## Records supplied
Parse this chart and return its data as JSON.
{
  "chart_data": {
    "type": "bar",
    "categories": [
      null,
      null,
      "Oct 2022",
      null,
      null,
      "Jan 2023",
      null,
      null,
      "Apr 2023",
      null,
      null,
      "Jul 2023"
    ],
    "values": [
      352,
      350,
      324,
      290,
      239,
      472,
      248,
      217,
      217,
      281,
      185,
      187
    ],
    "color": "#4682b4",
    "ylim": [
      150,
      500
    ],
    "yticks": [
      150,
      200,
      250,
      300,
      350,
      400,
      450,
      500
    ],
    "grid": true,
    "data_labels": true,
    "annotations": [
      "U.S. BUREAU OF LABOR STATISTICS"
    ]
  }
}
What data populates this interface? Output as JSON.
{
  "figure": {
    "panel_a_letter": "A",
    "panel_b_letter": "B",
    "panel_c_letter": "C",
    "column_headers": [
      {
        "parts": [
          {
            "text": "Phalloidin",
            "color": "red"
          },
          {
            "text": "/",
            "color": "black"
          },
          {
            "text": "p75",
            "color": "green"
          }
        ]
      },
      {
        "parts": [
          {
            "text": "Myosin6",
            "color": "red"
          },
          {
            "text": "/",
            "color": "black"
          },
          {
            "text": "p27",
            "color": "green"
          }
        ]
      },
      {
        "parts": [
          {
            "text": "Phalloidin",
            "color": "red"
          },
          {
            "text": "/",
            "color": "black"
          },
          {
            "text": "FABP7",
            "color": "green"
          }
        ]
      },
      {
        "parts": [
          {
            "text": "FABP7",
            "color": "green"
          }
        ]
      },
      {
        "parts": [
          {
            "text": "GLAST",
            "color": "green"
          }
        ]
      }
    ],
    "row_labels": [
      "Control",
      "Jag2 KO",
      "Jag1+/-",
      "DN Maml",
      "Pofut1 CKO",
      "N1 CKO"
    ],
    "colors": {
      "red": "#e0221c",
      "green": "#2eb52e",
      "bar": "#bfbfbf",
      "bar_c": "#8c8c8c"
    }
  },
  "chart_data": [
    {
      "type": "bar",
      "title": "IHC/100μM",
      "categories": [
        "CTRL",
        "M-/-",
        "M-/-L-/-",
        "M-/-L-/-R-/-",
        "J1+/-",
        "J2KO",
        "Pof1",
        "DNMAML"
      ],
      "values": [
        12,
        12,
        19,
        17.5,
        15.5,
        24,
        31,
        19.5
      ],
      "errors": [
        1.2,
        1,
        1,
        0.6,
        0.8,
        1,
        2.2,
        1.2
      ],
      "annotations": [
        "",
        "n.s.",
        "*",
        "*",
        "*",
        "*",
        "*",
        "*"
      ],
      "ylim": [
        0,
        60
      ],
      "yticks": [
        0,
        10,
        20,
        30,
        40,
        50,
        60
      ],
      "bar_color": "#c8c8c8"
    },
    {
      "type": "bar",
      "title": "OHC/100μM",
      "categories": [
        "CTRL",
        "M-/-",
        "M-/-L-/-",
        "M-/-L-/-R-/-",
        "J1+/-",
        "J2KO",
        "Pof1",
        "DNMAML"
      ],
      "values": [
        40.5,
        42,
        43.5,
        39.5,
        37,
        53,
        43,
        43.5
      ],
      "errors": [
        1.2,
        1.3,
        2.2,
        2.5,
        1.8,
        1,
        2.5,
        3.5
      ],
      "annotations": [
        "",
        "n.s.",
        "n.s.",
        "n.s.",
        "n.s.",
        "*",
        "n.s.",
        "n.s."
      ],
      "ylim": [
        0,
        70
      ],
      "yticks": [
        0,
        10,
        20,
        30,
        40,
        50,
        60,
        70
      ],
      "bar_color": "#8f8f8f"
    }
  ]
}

## Set exercise
Retype every record above exactly as written.

## Answer to this problem
Parse this chart and return its data as JSON.
{
  "chart_data": {
    "type": "bar",
    "categories": [
      null,
      null,
      "Oct 2022",
      null,
      null,
      "Jan 2023",
      null,
      null,
      "Apr 2023",
      null,
      null,
      "Jul 2023"
    ],
    "values": [
      352,
      350,
      324,
      290,
      239,
      472,
      248,
      217,
      217,
      281,
      185,
      187
    ],
    "color": "#4682b4",
    "ylim": [
      150,
      500
    ],
    "yticks": [
      150,
      200,
      250,
      300,
      350,
      400,
      450,
      500
    ],
    "grid": true,
    "data_labels": true,
    "annotations": [
      "U.S. BUREAU OF LABOR STATISTICS"
    ]
  }
}
What data populates this interface? Output as JSON.
{
  "figure": {
    "panel_a_letter": "A",
    "panel_b_letter": "B",
    "panel_c_letter": "C",
    "column_headers": [
      {
        "parts": [
          {
            "text": "Phalloidin",
            "color": "red"
          },
          {
            "text": "/",
            "color": "black"
          },
          {
            "text": "p75",
            "color": "green"
          }
        ]
      },
      {
        "parts": [
          {
            "text": "Myosin6",
            "color": "red"
          },
          {
            "text": "/",
            "color": "black"
          },
          {
            "text": "p27",
            "color": "green"
          }
        ]
      },
      {
        "parts": [
          {
            "text": "Phalloidin",
            "color": "red"
          },
          {
            "text": "/",
            "color": "black"
          },
          {
            "text": "FABP7",
            "color": "green"
          }
        ]
      },
      {
        "parts": [
          {
            "text": "FABP7",
            "color": "green"
          }
        ]
      },
      {
        "parts": [
          {
            "text": "GLAST",
            "color": "green"
          }
        ]
      }
    ],
    "row_labels": [
      "Control",
      "Jag2 KO",
      "Jag1+/-",
      "DN Maml",
      "Pofut1 CKO",
      "N1 CKO"
    ],
    "colors": {
      "red": "#e0221c",
      "green": "#2eb52e",
      "bar": "#bfbfbf",
      "bar_c": "#8c8c8c"
    }
  },
  "chart_data": [
    {
      "type": "bar",
      "title": "IHC/100μM",
      "categories": [
        "CTRL",
        "M-/-",
        "M-/-L-/-",
        "M-/-L-/-R-/-",
        "J1+/-",
        "J2KO",
        "Pof1",
        "DNMAML"
      ],
      "values": [
        12,
        12,
        19,
        17.5,
        15.5,
        24,
        31,
        19.5
      ],
      "errors": [
        1.2,
        1,
        1,
        0.6,
        0.8,
        1,
        2.2,
        1.2
      ],
      "annotations": [
        "",
        "n.s.",
        "*",
        "*",
        "*",
        "*",
        "*",
        "*"
      ],
      "ylim": [
        0,
        60
      ],
      "yticks": [
        0,
        10,
        20,
        30,
        40,
        50,
        60
      ],
      "bar_color": "#c8c8c8"
    },
    {
      "type": "bar",
      "title": "OHC/100μM",
      "categories": [
        "CTRL",
        "M-/-",
        "M-/-L-/-",
        "M-/-L-/-R-/-",
        "J1+/-",
        "J2KO",
        "Pof1",
        "DNMAML"
      ],
      "values": [
        40.5,
        42,
        43.5,
        39.5,
        37,
        53,
        43,
        43.5
      ],
      "errors": [
        1.2,
        1.3,
        2.2,
        2.5,
        1.8,
        1,
        2.5,
        3.5
      ],
      "annotations": [
        "",
        "n.s.",
        "n.s.",
        "n.s.",
        "n.s.",
        "*",
        "n.s.",
        "n.s."
      ],
      "ylim": [
        0,
        70
      ],
      "yticks": [
        0,
        10,
        20,
        30,
        40,
        50,
        60,
        70
      ],
      "bar_color": "#8f8f8f"
    }
  ]
}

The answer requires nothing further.